## Start DATASET RECORDS
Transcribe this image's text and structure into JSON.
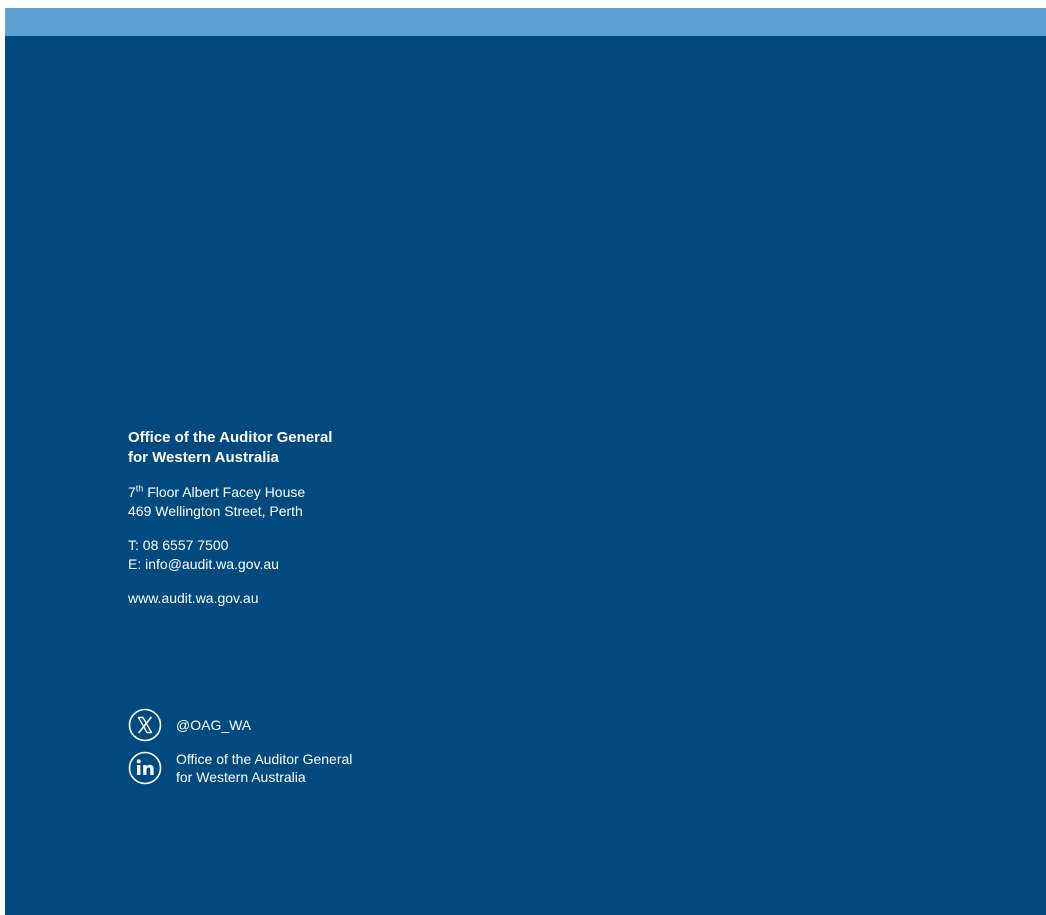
{
  "organization": {
    "name_line1": "Office of the Auditor General",
    "name_line2": "for Western Australia"
  },
  "address": {
    "floor_number": "7",
    "floor_suffix": "th",
    "line1_rest": " Floor Albert Facey House",
    "line2": "469 Wellington Street, Perth"
  },
  "contact": {
    "phone": "T: 08 6557 7500",
    "email": "E: info@audit.wa.gov.au"
  },
  "website": "www.audit.wa.gov.au",
  "social": {
    "x": {
      "icon": "x-twitter-icon",
      "handle": "@OAG_WA"
    },
    "linkedin": {
      "icon": "linkedin-icon",
      "line1": "Office of the Auditor General",
      "line2": "for Western Australia"
    }
  },
  "colors": {
    "background": "#004a80",
    "top_band": "#5fa1d2",
    "text": "#ffffff"
  }
}
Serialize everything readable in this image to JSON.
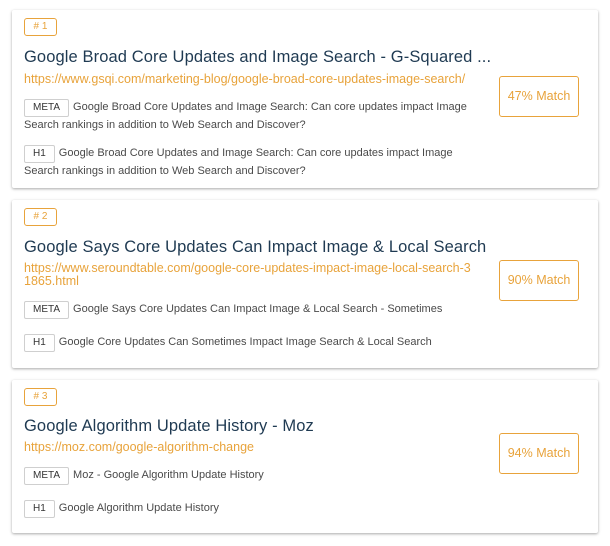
{
  "results": [
    {
      "rank": "# 1",
      "title": "Google Broad Core Updates and Image Search - G-Squared ...",
      "url": "https://www.gsqi.com/marketing-blog/google-broad-core-updates-image-search/",
      "meta_tag": "META",
      "meta_text": "Google Broad Core Updates and Image Search: Can core updates impact Image Search rankings in addition to Web Search and Discover?",
      "h1_tag": "H1",
      "h1_text": "Google Broad Core Updates and Image Search: Can core updates impact Image Search rankings in addition to Web Search and Discover?",
      "match": "47% Match"
    },
    {
      "rank": "# 2",
      "title": "Google Says Core Updates Can Impact Image & Local Search",
      "url": "https://www.seroundtable.com/google-core-updates-impact-image-local-search-31865.html",
      "meta_tag": "META",
      "meta_text": "Google Says Core Updates Can Impact Image & Local Search - Sometimes",
      "h1_tag": "H1",
      "h1_text": "Google Core Updates Can Sometimes Impact Image Search & Local Search",
      "match": "90% Match"
    },
    {
      "rank": "# 3",
      "title": "Google Algorithm Update History - Moz",
      "url": "https://moz.com/google-algorithm-change",
      "meta_tag": "META",
      "meta_text": "Moz - Google Algorithm Update History",
      "h1_tag": "H1",
      "h1_text": "Google Algorithm Update History",
      "match": "94% Match"
    }
  ],
  "colors": {
    "accent": "#e8a33b",
    "title": "#1f3a52",
    "body_text": "#4a4a4a",
    "tag_border": "#cfcfcf"
  }
}
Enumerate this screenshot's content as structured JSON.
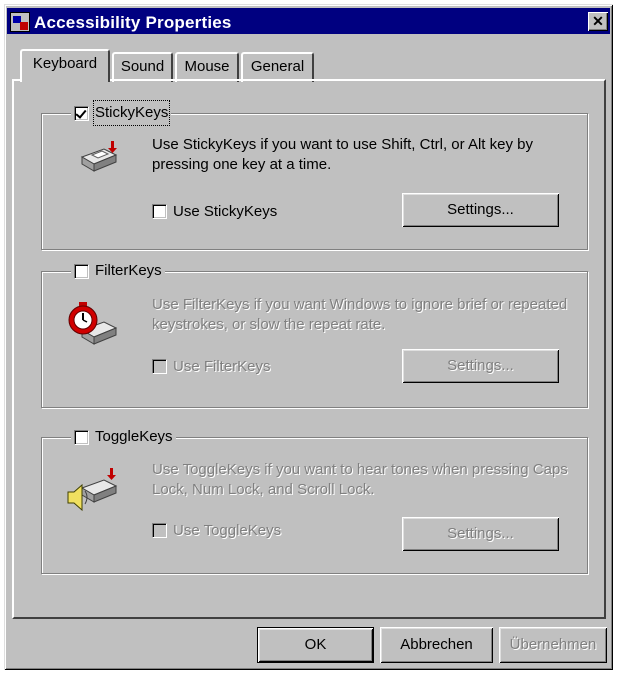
{
  "window": {
    "title": "Accessibility Properties",
    "close_glyph": "✕"
  },
  "tabs": [
    {
      "label": "Keyboard",
      "active": true
    },
    {
      "label": "Sound",
      "active": false
    },
    {
      "label": "Mouse",
      "active": false
    },
    {
      "label": "General",
      "active": false
    }
  ],
  "stickykeys": {
    "legend": "StickyKeys",
    "legend_checked": true,
    "description": "Use StickyKeys if you want to use Shift, Ctrl, or Alt key by pressing one key at a time.",
    "option_label": "Use StickyKeys",
    "option_checked": false,
    "settings_label": "Settings..."
  },
  "filterkeys": {
    "legend": "FilterKeys",
    "legend_checked": false,
    "description": "Use FilterKeys if you want Windows to ignore brief or repeated keystrokes, or slow the repeat rate.",
    "option_label": "Use FilterKeys",
    "option_checked": false,
    "settings_label": "Settings..."
  },
  "togglekeys": {
    "legend": "ToggleKeys",
    "legend_checked": false,
    "description": "Use ToggleKeys if you want to hear tones when pressing Caps Lock, Num Lock, and Scroll Lock.",
    "option_label": "Use ToggleKeys",
    "option_checked": false,
    "settings_label": "Settings..."
  },
  "buttons": {
    "ok": "OK",
    "cancel": "Abbrechen",
    "apply": "Übernehmen"
  },
  "icons": {
    "stickykeys": "sticky-keys-icon",
    "filterkeys": "filter-keys-stopwatch-icon",
    "togglekeys": "toggle-keys-speaker-icon"
  },
  "colors": {
    "titlebar": "#000080",
    "face": "#c0c0c0",
    "disabled_text": "#808080"
  }
}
## End DATASET RECORDS
* EXERCISE OBJECTIVE *
Retype each record exactly as it stands, but do not include the pictures.

* RESULT OF THIS EXERCISE *
Transcribe this image's text and structure into JSON.
{
  "organization": {
    "name_line1": "Office of the Auditor General",
    "name_line2": "for Western Australia"
  },
  "address": {
    "floor_number": "7",
    "floor_suffix": "th",
    "line1_rest": " Floor Albert Facey House",
    "line2": "469 Wellington Street, Perth"
  },
  "contact": {
    "phone": "T: 08 6557 7500",
    "email": "E: info@audit.wa.gov.au"
  },
  "website": "www.audit.wa.gov.au",
  "social": {
    "x": {
      "icon": "x-twitter-icon",
      "handle": "@OAG_WA"
    },
    "linkedin": {
      "icon": "linkedin-icon",
      "line1": "Office of the Auditor General",
      "line2": "for Western Australia"
    }
  },
  "colors": {
    "background": "#004a80",
    "top_band": "#5fa1d2",
    "text": "#ffffff"
  }
}
Serialize everything readable in this image to JSON.
{
  "results": [
    {
      "rank": "# 1",
      "title": "Google Broad Core Updates and Image Search - G-Squared ...",
      "url": "https://www.gsqi.com/marketing-blog/google-broad-core-updates-image-search/",
      "meta_tag": "META",
      "meta_text": "Google Broad Core Updates and Image Search: Can core updates impact Image Search rankings in addition to Web Search and Discover?",
      "h1_tag": "H1",
      "h1_text": "Google Broad Core Updates and Image Search: Can core updates impact Image Search rankings in addition to Web Search and Discover?",
      "match": "47% Match"
    },
    {
      "rank": "# 2",
      "title": "Google Says Core Updates Can Impact Image & Local Search",
      "url": "https://www.seroundtable.com/google-core-updates-impact-image-local-search-31865.html",
      "meta_tag": "META",
      "meta_text": "Google Says Core Updates Can Impact Image & Local Search - Sometimes",
      "h1_tag": "H1",
      "h1_text": "Google Core Updates Can Sometimes Impact Image Search & Local Search",
      "match": "90% Match"
    },
    {
      "rank": "# 3",
      "title": "Google Algorithm Update History - Moz",
      "url": "https://moz.com/google-algorithm-change",
      "meta_tag": "META",
      "meta_text": "Moz - Google Algorithm Update History",
      "h1_tag": "H1",
      "h1_text": "Google Algorithm Update History",
      "match": "94% Match"
    }
  ],
  "colors": {
    "accent": "#e8a33b",
    "title": "#1f3a52",
    "body_text": "#4a4a4a",
    "tag_border": "#cfcfcf"
  }
}
Enumerate this screenshot's content as structured JSON.
{
  "window": {
    "title": "Accessibility Properties",
    "close_glyph": "✕"
  },
  "tabs": [
    {
      "label": "Keyboard",
      "active": true
    },
    {
      "label": "Sound",
      "active": false
    },
    {
      "label": "Mouse",
      "active": false
    },
    {
      "label": "General",
      "active": false
    }
  ],
  "stickykeys": {
    "legend": "StickyKeys",
    "legend_checked": true,
    "description": "Use StickyKeys if you want to use Shift, Ctrl, or Alt key by pressing one key at a time.",
    "option_label": "Use StickyKeys",
    "option_checked": false,
    "settings_label": "Settings..."
  },
  "filterkeys": {
    "legend": "FilterKeys",
    "legend_checked": false,
    "description": "Use FilterKeys if you want Windows to ignore brief or repeated keystrokes, or slow the repeat rate.",
    "option_label": "Use FilterKeys",
    "option_checked": false,
    "settings_label": "Settings..."
  },
  "togglekeys": {
    "legend": "ToggleKeys",
    "legend_checked": false,
    "description": "Use ToggleKeys if you want to hear tones when pressing Caps Lock, Num Lock, and Scroll Lock.",
    "option_label": "Use ToggleKeys",
    "option_checked": false,
    "settings_label": "Settings..."
  },
  "buttons": {
    "ok": "OK",
    "cancel": "Abbrechen",
    "apply": "Übernehmen"
  },
  "icons": {
    "stickykeys": "sticky-keys-icon",
    "filterkeys": "filter-keys-stopwatch-icon",
    "togglekeys": "toggle-keys-speaker-icon"
  },
  "colors": {
    "titlebar": "#000080",
    "face": "#c0c0c0",
    "disabled_text": "#808080"
  }
}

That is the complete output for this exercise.